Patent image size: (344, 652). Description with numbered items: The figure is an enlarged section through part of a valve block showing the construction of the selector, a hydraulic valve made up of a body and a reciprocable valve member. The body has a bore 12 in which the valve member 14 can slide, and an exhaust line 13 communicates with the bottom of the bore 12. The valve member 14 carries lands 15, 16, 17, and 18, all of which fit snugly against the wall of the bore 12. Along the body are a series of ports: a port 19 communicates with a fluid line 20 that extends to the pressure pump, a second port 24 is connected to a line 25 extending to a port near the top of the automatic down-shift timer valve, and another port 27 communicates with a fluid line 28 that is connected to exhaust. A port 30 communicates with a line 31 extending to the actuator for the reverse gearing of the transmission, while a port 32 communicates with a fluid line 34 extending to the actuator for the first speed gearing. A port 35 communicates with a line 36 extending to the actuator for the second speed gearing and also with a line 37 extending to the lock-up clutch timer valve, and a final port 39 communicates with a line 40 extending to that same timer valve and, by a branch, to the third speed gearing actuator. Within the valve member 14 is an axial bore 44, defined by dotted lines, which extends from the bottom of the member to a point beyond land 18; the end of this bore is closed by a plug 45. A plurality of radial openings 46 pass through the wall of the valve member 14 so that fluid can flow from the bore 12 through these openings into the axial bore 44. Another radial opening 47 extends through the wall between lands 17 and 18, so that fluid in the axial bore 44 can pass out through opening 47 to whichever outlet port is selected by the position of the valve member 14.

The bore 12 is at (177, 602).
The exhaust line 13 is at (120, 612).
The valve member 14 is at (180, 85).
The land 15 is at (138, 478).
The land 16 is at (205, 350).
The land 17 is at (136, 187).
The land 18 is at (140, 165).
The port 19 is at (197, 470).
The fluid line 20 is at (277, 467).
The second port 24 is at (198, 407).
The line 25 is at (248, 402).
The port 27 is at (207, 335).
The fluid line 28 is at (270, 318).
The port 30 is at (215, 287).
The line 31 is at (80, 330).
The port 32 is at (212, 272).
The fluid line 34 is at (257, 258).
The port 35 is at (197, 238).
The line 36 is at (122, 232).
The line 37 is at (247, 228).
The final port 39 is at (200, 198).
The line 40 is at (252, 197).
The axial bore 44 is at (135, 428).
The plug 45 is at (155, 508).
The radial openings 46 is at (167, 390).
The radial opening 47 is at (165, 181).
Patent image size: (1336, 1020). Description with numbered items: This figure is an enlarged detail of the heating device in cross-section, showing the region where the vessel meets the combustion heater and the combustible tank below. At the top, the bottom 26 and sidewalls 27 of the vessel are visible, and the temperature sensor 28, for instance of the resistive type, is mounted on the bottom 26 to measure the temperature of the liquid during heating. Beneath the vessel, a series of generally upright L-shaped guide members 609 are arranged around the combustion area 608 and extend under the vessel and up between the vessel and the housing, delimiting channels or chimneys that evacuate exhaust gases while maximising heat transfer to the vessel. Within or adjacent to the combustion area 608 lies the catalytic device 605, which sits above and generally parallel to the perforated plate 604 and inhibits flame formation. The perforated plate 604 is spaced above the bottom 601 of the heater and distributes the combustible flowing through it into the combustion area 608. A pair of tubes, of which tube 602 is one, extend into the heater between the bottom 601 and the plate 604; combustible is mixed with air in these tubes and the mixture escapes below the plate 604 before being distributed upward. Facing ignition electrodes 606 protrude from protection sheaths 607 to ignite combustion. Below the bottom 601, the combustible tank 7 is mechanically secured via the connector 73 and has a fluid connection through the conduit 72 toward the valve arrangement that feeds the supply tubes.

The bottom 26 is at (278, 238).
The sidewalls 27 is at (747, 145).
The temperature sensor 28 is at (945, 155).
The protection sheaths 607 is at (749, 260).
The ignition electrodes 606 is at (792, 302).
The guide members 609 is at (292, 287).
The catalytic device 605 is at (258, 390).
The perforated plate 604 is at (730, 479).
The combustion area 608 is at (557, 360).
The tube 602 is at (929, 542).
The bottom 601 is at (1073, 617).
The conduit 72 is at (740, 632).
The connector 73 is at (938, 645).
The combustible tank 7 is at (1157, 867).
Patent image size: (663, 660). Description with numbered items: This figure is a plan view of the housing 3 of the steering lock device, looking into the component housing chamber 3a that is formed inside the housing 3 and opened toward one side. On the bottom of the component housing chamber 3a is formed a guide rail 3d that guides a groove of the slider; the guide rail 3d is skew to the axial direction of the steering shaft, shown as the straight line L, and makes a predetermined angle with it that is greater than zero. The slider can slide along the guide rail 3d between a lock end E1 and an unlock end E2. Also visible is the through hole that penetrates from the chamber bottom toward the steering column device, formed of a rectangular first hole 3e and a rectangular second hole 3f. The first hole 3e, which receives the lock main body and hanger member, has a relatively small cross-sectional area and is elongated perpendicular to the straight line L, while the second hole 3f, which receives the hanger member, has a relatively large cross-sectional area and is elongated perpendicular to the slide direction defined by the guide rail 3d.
++++
*Requirements*:
Rewrite all of the material above, replacing "enlarged" with "magnified" wherever it appears and leaving everything else the same.

*Written response*:
Patent image size: (344, 652). Description with numbered items: The figure is an magnified section through part of a valve block showing the construction of the selector, a hydraulic valve made up of a body and a reciprocable valve member. The body has a bore 12 in which the valve member 14 can slide, and an exhaust line 13 communicates with the bottom of the bore 12. The valve member 14 carries lands 15, 16, 17, and 18, all of which fit snugly against the wall of the bore 12. Along the body are a series of ports: a port 19 communicates with a fluid line 20 that extends to the pressure pump, a second port 24 is connected to a line 25 extending to a port near the top of the automatic down-shift timer valve, and another port 27 communicates with a fluid line 28 that is connected to exhaust. A port 30 communicates with a line 31 extending to the actuator for the reverse gearing of the transmission, while a port 32 communicates with a fluid line 34 extending to the actuator for the first speed gearing. A port 35 communicates with a line 36 extending to the actuator for the second speed gearing and also with a line 37 extending to the lock-up clutch timer valve, and a final port 39 communicates with a line 40 extending to that same timer valve and, by a branch, to the third speed gearing actuator. Within the valve member 14 is an axial bore 44, defined by dotted lines, which extends from the bottom of the member to a point beyond land 18; the end of this bore is closed by a plug 45. A plurality of radial openings 46 pass through the wall of the valve member 14 so that fluid can flow from the bore 12 through these openings into the axial bore 44. Another radial opening 47 extends through the wall between lands 17 and 18, so that fluid in the axial bore 44 can pass out through opening 47 to whichever outlet port is selected by the position of the valve member 14.

The bore 12 is at (177, 602).
The exhaust line 13 is at (120, 612).
The valve member 14 is at (180, 85).
The land 15 is at (138, 478).
The land 16 is at (205, 350).
The land 17 is at (136, 187).
The land 18 is at (140, 165).
The port 19 is at (197, 470).
The fluid line 20 is at (277, 467).
The second port 24 is at (198, 407).
The line 25 is at (248, 402).
The port 27 is at (207, 335).
The fluid line 28 is at (270, 318).
The port 30 is at (215, 287).
The line 31 is at (80, 330).
The port 32 is at (212, 272).
The fluid line 34 is at (257, 258).
The port 35 is at (197, 238).
The line 36 is at (122, 232).
The line 37 is at (247, 228).
The final port 39 is at (200, 198).
The line 40 is at (252, 197).
The axial bore 44 is at (135, 428).
The plug 45 is at (155, 508).
The radial openings 46 is at (167, 390).
The radial opening 47 is at (165, 181).
Patent image size: (1336, 1020). Description with numbered items: This figure is an magnified detail of the heating device in cross-section, showing the region where the vessel meets the combustion heater and the combustible tank below. At the top, the bottom 26 and sidewalls 27 of the vessel are visible, and the temperature sensor 28, for instance of the resistive type, is mounted on the bottom 26 to measure the temperature of the liquid during heating. Beneath the vessel, a series of generally upright L-shaped guide members 609 are arranged around the combustion area 608 and extend under the vessel and up between the vessel and the housing, delimiting channels or chimneys that evacuate exhaust gases while maximising heat transfer to the vessel. Within or adjacent to the combustion area 608 lies the catalytic device 605, which sits above and generally parallel to the perforated plate 604 and inhibits flame formation. The perforated plate 604 is spaced above the bottom 601 of the heater and distributes the combustible flowing through it into the combustion area 608. A pair of tubes, of which tube 602 is one, extend into the heater between the bottom 601 and the plate 604; combustible is mixed with air in these tubes and the mixture escapes below the plate 604 before being distributed upward. Facing ignition electrodes 606 protrude from protection sheaths 607 to ignite combustion. Below the bottom 601, the combustible tank 7 is mechanically secured via the connector 73 and has a fluid connection through the conduit 72 toward the valve arrangement that feeds the supply tubes.

The bottom 26 is at (278, 238).
The sidewalls 27 is at (747, 145).
The temperature sensor 28 is at (945, 155).
The protection sheaths 607 is at (749, 260).
The ignition electrodes 606 is at (792, 302).
The guide members 609 is at (292, 287).
The catalytic device 605 is at (258, 390).
The perforated plate 604 is at (730, 479).
The combustion area 608 is at (557, 360).
The tube 602 is at (929, 542).
The bottom 601 is at (1073, 617).
The conduit 72 is at (740, 632).
The connector 73 is at (938, 645).
The combustible tank 7 is at (1157, 867).
Patent image size: (663, 660). Description with numbered items: This figure is a plan view of the housing 3 of the steering lock device, looking into the component housing chamber 3a that is formed inside the housing 3 and opened toward one side. On the bottom of the component housing chamber 3a is formed a guide rail 3d that guides a groove of the slider; the guide rail 3d is skew to the axial direction of the steering shaft, shown as the straight line L, and makes a predetermined angle with it that is greater than zero. The slider can slide along the guide rail 3d between a lock end E1 and an unlock end E2. Also visible is the through hole that penetrates from the chamber bottom toward the steering column device, formed of a rectangular first hole 3e and a rectangular second hole 3f. The first hole 3e, which receives the lock main body and hanger member, has a relatively small cross-sectional area and is elongated perpendicular to the straight line L, while the second hole 3f, which receives the hanger member, has a relatively large cross-sectional area and is elongated perpendicular to the slide direction defined by the guide rail 3d.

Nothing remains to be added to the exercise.